What this task involves
Copy out all of the material exactly.

---- Record list

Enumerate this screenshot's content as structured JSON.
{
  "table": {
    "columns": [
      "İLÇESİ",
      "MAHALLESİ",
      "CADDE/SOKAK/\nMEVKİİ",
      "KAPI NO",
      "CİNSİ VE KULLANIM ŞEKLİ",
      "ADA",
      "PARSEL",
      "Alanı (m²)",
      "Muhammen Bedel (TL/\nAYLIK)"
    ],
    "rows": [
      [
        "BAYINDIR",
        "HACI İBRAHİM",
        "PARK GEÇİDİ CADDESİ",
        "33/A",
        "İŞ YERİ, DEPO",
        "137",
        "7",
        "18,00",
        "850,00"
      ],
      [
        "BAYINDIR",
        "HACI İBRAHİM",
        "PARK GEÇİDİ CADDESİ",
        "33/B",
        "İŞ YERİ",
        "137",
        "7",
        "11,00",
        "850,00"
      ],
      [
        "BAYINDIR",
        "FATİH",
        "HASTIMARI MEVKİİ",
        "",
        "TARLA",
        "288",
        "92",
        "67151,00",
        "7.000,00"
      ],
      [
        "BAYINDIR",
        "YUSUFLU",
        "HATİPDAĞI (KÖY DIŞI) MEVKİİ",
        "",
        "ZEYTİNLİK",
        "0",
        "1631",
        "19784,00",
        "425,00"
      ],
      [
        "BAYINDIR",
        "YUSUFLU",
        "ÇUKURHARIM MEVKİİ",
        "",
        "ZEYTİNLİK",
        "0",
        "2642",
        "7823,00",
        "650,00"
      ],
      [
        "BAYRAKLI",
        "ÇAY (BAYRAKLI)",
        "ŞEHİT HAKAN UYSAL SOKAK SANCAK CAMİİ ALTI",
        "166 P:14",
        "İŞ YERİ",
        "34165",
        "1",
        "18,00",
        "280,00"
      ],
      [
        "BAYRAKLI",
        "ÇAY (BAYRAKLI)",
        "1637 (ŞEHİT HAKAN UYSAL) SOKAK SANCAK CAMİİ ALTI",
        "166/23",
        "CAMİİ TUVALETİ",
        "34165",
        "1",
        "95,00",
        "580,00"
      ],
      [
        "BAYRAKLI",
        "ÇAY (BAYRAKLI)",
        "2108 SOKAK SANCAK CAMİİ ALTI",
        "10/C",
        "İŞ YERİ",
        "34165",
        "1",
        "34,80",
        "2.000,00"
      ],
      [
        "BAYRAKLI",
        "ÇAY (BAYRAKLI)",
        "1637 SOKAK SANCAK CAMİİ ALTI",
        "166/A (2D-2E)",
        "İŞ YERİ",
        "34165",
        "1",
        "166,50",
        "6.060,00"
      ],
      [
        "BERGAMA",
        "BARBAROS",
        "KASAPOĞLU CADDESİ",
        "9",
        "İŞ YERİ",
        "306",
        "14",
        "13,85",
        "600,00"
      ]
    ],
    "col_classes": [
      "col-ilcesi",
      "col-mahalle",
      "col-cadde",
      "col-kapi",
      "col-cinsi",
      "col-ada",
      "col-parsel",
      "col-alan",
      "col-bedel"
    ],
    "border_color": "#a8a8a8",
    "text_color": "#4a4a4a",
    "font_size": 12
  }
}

--------

Expected output
Enumerate this screenshot's content as structured JSON.
{
  "table": {
    "columns": [
      "İLÇESİ",
      "MAHALLESİ",
      "CADDE/SOKAK/\nMEVKİİ",
      "KAPI NO",
      "CİNSİ VE KULLANIM ŞEKLİ",
      "ADA",
      "PARSEL",
      "Alanı (m²)",
      "Muhammen Bedel (TL/\nAYLIK)"
    ],
    "rows": [
      [
        "BAYINDIR",
        "HACI İBRAHİM",
        "PARK GEÇİDİ CADDESİ",
        "33/A",
        "İŞ YERİ, DEPO",
        "137",
        "7",
        "18,00",
        "850,00"
      ],
      [
        "BAYINDIR",
        "HACI İBRAHİM",
        "PARK GEÇİDİ CADDESİ",
        "33/B",
        "İŞ YERİ",
        "137",
        "7",
        "11,00",
        "850,00"
      ],
      [
        "BAYINDIR",
        "FATİH",
        "HASTIMARI MEVKİİ",
        "",
        "TARLA",
        "288",
        "92",
        "67151,00",
        "7.000,00"
      ],
      [
        "BAYINDIR",
        "YUSUFLU",
        "HATİPDAĞI (KÖY DIŞI) MEVKİİ",
        "",
        "ZEYTİNLİK",
        "0",
        "1631",
        "19784,00",
        "425,00"
      ],
      [
        "BAYINDIR",
        "YUSUFLU",
        "ÇUKURHARIM MEVKİİ",
        "",
        "ZEYTİNLİK",
        "0",
        "2642",
        "7823,00",
        "650,00"
      ],
      [
        "BAYRAKLI",
        "ÇAY (BAYRAKLI)",
        "ŞEHİT HAKAN UYSAL SOKAK SANCAK CAMİİ ALTI",
        "166 P:14",
        "İŞ YERİ",
        "34165",
        "1",
        "18,00",
        "280,00"
      ],
      [
        "BAYRAKLI",
        "ÇAY (BAYRAKLI)",
        "1637 (ŞEHİT HAKAN UYSAL) SOKAK SANCAK CAMİİ ALTI",
        "166/23",
        "CAMİİ TUVALETİ",
        "34165",
        "1",
        "95,00",
        "580,00"
      ],
      [
        "BAYRAKLI",
        "ÇAY (BAYRAKLI)",
        "2108 SOKAK SANCAK CAMİİ ALTI",
        "10/C",
        "İŞ YERİ",
        "34165",
        "1",
        "34,80",
        "2.000,00"
      ],
      [
        "BAYRAKLI",
        "ÇAY (BAYRAKLI)",
        "1637 SOKAK SANCAK CAMİİ ALTI",
        "166/A (2D-2E)",
        "İŞ YERİ",
        "34165",
        "1",
        "166,50",
        "6.060,00"
      ],
      [
        "BERGAMA",
        "BARBAROS",
        "KASAPOĞLU CADDESİ",
        "9",
        "İŞ YERİ",
        "306",
        "14",
        "13,85",
        "600,00"
      ]
    ],
    "col_classes": [
      "col-ilcesi",
      "col-mahalle",
      "col-cadde",
      "col-kapi",
      "col-cinsi",
      "col-ada",
      "col-parsel",
      "col-alan",
      "col-bedel"
    ],
    "border_color": "#a8a8a8",
    "text_color": "#4a4a4a",
    "font_size": 12
  }
}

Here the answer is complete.